→ Aim: Write the data out again, character for character, with no images.

[Data excerpts]
☆ ☆ ☆ ☆

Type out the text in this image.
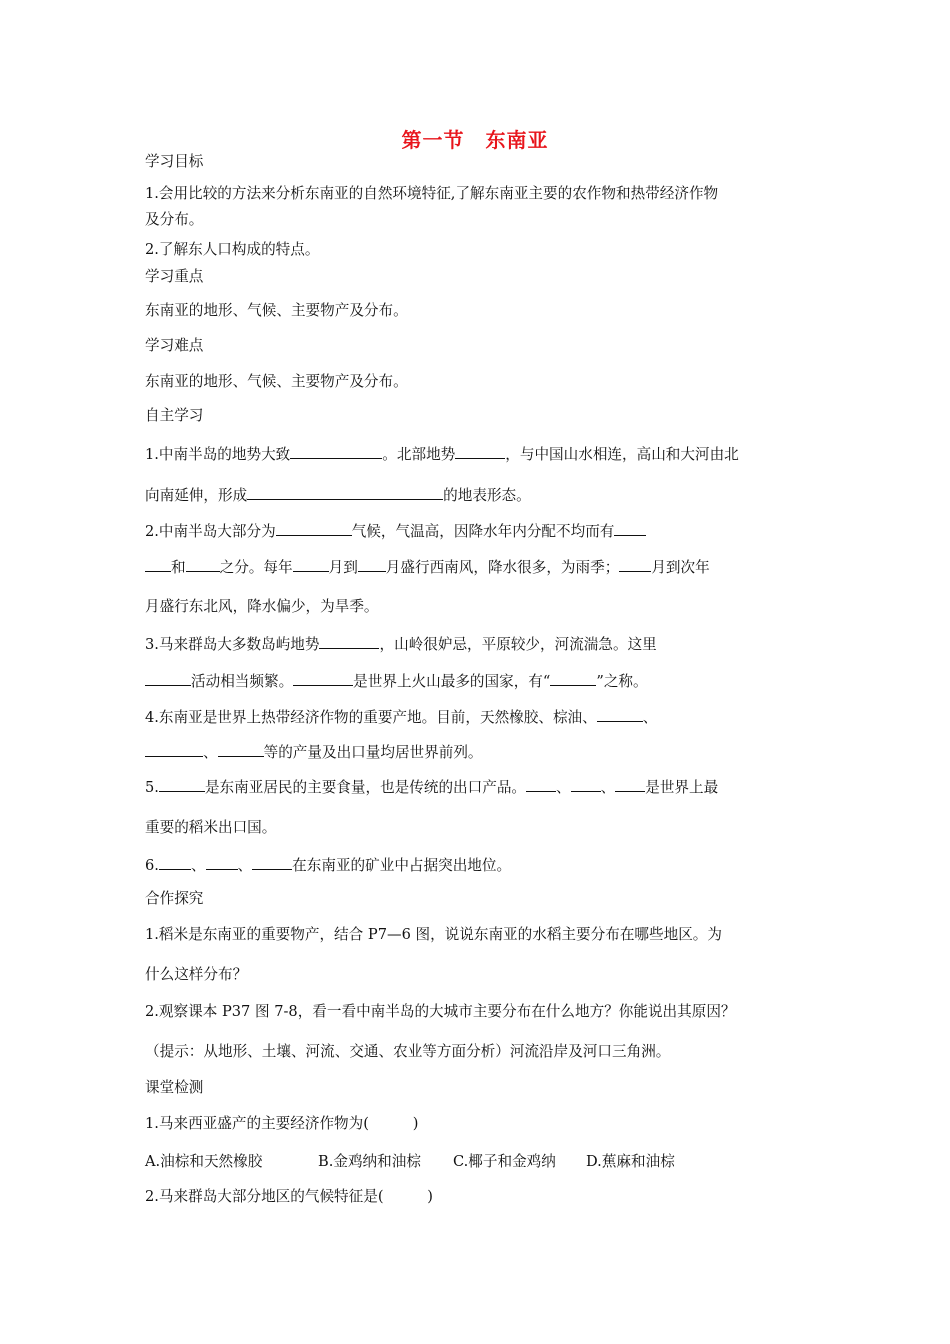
第一节　东南亚
学习目标
1.会用比较的方法来分析东南亚的自然环境特征,了解东南亚主要的农作物和热带经济作物
及分布。
2.了解东人口构成的特点。
学习重点
东南亚的地形、气候、主要物产及分布。
学习难点
东南亚的地形、气候、主要物产及分布。
自主学习
1.中南半岛的地势大致	。北部地势	，与中国山水相连，高山和大河由北
向南延伸，形成	的地表形态。
2.中南半岛大部分为	气候，气温高，因降水年内分配不均而有
和 之分。每年 月到 月盛行西南风，降水很多，为雨季； 月到次年
月盛行东北风，降水偏少，为旱季。
3.马来群岛大多数岛屿地势	，山岭很妒忌，平原较少，河流湍急。这里
活动相当频繁。	是世界上火山最多的国家，有“	”之称。
4.东南亚是世界上热带经济作物的重要产地。目前，天然橡胶、棕油、	、
、	等的产量及出口量均居世界前列。
5.	是东南亚居民的主要食量，也是传统的出口产品。 、 、 是世界上最
重要的稻米出口国。
6. 、 、	在东南亚的矿业中占据突出地位。
合作探究
1.稻米是东南亚的重要物产，结合 P7—6 图，说说东南亚的水稻主要分布在哪些地区。为
什么这样分布？
2.观察课本 P37 图 7-8，看一看中南半岛的大城市主要分布在什么地方？你能说出其原因？
（提示：从地形、土壤、河流、交通、农业等方面分析）河流沿岸及河口三角洲。
课堂检测
1.马来西亚盛产的主要经济作物为(　　　)
A.油棕和天然橡胶	B.金鸡纳和油棕 C.椰子和金鸡纳 D.蕉麻和油棕
2.马来群岛大部分地区的气候特征是(　　　)
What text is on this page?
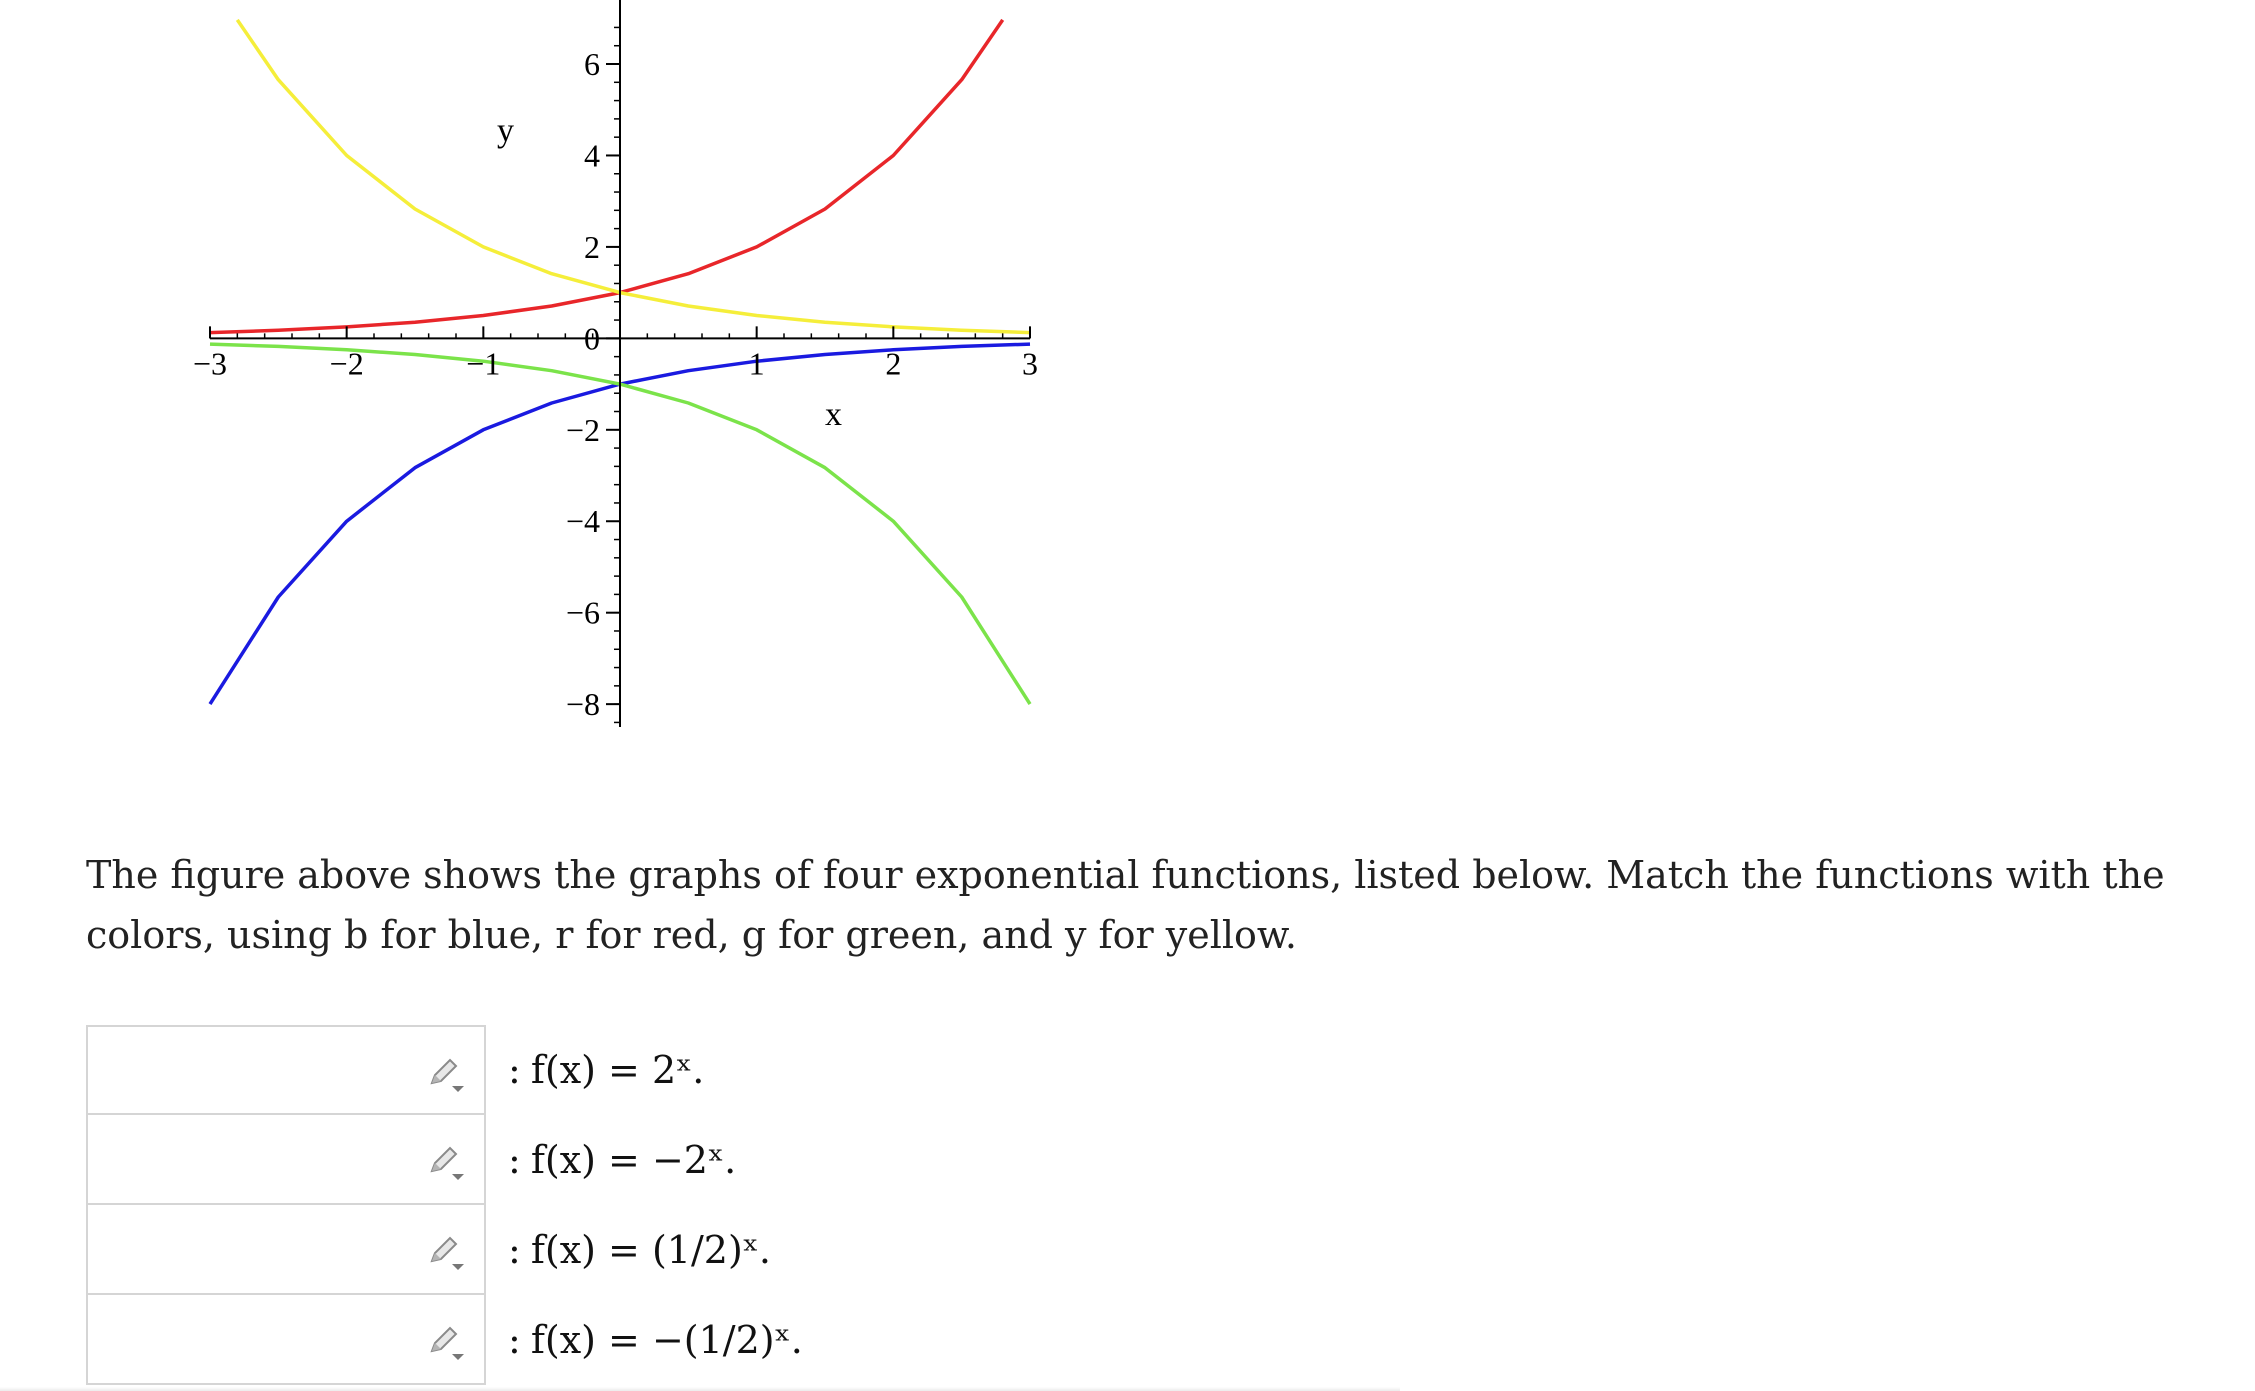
−3	−2	−1	1	2	3
−8
−6
−4
−2
0
2
4
6
x
y

The figure above shows the graphs of four exponential functions, listed below. Match the functions with the colors, using b for blue, r for red, g for green, and y for yellow.

: f(x) = 2ˣ.
: f(x) = −2ˣ.
: f(x) = (1/2)ˣ.
: f(x) = −(1/2)ˣ.
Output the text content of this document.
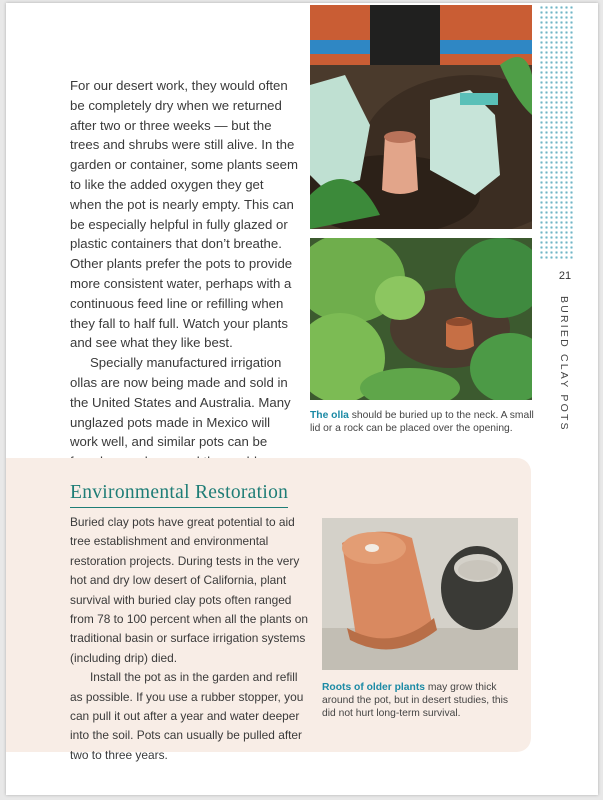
For our desert work, they would often be completely dry when we returned after two or three weeks — but the trees and shrubs were still alive. In the garden or container, some plants seem to like the added oxygen they get when the pot is nearly empty. This can be especially helpful in fully glazed or plastic containers that don’t breathe. Other plants prefer the pots to provide more consistent water, perhaps with a continuous feed line or refilling when they fall to half full. Watch your plants and see what they like best.

Specially manufactured irrigation ollas are now being made and sold in the United States and Australia. Many unglazed pots made in Mexico will work well, and similar pots can be

The olla should be buried up to the neck. A small lid or a rock can be placed over the opening.
21
BURIED CLAY POTS
Environmental Restoration

Buried clay pots have great potential to aid tree establishment and environmental restoration projects. During tests in the very hot and dry low desert of California, plant survival with buried clay pots often ranged from 78 to 100 percent when all the plants on traditional basin or surface irrigation systems (including drip) died.

Install the pot as in the garden and refill as possible. If you use a rubber stopper, you can pull it out after a year and water deeper into the soil. Pots can usually be pulled after two to three years.

Roots of older plants may grow thick around the pot, but in desert studies, this did not hurt long-term survival.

☆ ☆ ☆ ☆

→ Result for this exercise:
Type out the text in this image.
第一节　东南亚
学习目标
1.会用比较的方法来分析东南亚的自然环境特征,了解东南亚主要的农作物和热带经济作物
及分布。
2.了解东人口构成的特点。
学习重点
东南亚的地形、气候、主要物产及分布。
学习难点
东南亚的地形、气候、主要物产及分布。
自主学习
1.中南半岛的地势大致	。北部地势	，与中国山水相连，高山和大河由北
向南延伸，形成	的地表形态。
2.中南半岛大部分为	气候，气温高，因降水年内分配不均而有
和 之分。每年 月到 月盛行西南风，降水很多，为雨季； 月到次年
月盛行东北风，降水偏少，为旱季。
3.马来群岛大多数岛屿地势	，山岭很妒忌，平原较少，河流湍急。这里
活动相当频繁。	是世界上火山最多的国家，有“	”之称。
4.东南亚是世界上热带经济作物的重要产地。目前，天然橡胶、棕油、	、
、	等的产量及出口量均居世界前列。
5.	是东南亚居民的主要食量，也是传统的出口产品。 、 、 是世界上最
重要的稻米出口国。
6. 、 、	在东南亚的矿业中占据突出地位。
合作探究
1.稻米是东南亚的重要物产，结合 P7—6 图，说说东南亚的水稻主要分布在哪些地区。为
什么这样分布？
2.观察课本 P37 图 7-8，看一看中南半岛的大城市主要分布在什么地方？你能说出其原因？
（提示：从地形、土壤、河流、交通、农业等方面分析）河流沿岸及河口三角洲。
课堂检测
1.马来西亚盛产的主要经济作物为(　　　)
A.油棕和天然橡胶	B.金鸡纳和油棕 C.椰子和金鸡纳 D.蕉麻和油棕
2.马来群岛大部分地区的气候特征是(　　　)
What text is on this page?
−3	−2	−1	1	2	3
−8
−6
−4
−2
0
2
4
6
x
y

The figure above shows the graphs of four exponential functions, listed below. Match the functions with the colors, using b for blue, r for red, g for green, and y for yellow.

: f(x) = 2ˣ.
: f(x) = −2ˣ.
: f(x) = (1/2)ˣ.
: f(x) = −(1/2)ˣ.
Output the text content of this document.
For our desert work, they would often be completely dry when we returned after two or three weeks — but the trees and shrubs were still alive. In the garden or container, some plants seem to like the added oxygen they get when the pot is nearly empty. This can be especially helpful in fully glazed or plastic containers that don’t breathe. Other plants prefer the pots to provide more consistent water, perhaps with a continuous feed line or refilling when they fall to half full. Watch your plants and see what they like best.

Specially manufactured irrigation ollas are now being made and sold in the United States and Australia. Many unglazed pots made in Mexico will work well, and similar pots can be

The olla should be buried up to the neck. A small lid or a rock can be placed over the opening.
21
BURIED CLAY POTS
Environmental Restoration

Buried clay pots have great potential to aid tree establishment and environmental restoration projects. During tests in the very hot and dry low desert of California, plant survival with buried clay pots often ranged from 78 to 100 percent when all the plants on traditional basin or surface irrigation systems (including drip) died.

Install the pot as in the garden and refill as possible. If you use a rubber stopper, you can pull it out after a year and water deeper into the soil. Pots can usually be pulled after two to three years.

Roots of older plants may grow thick around the pot, but in desert studies, this did not hurt long-term survival.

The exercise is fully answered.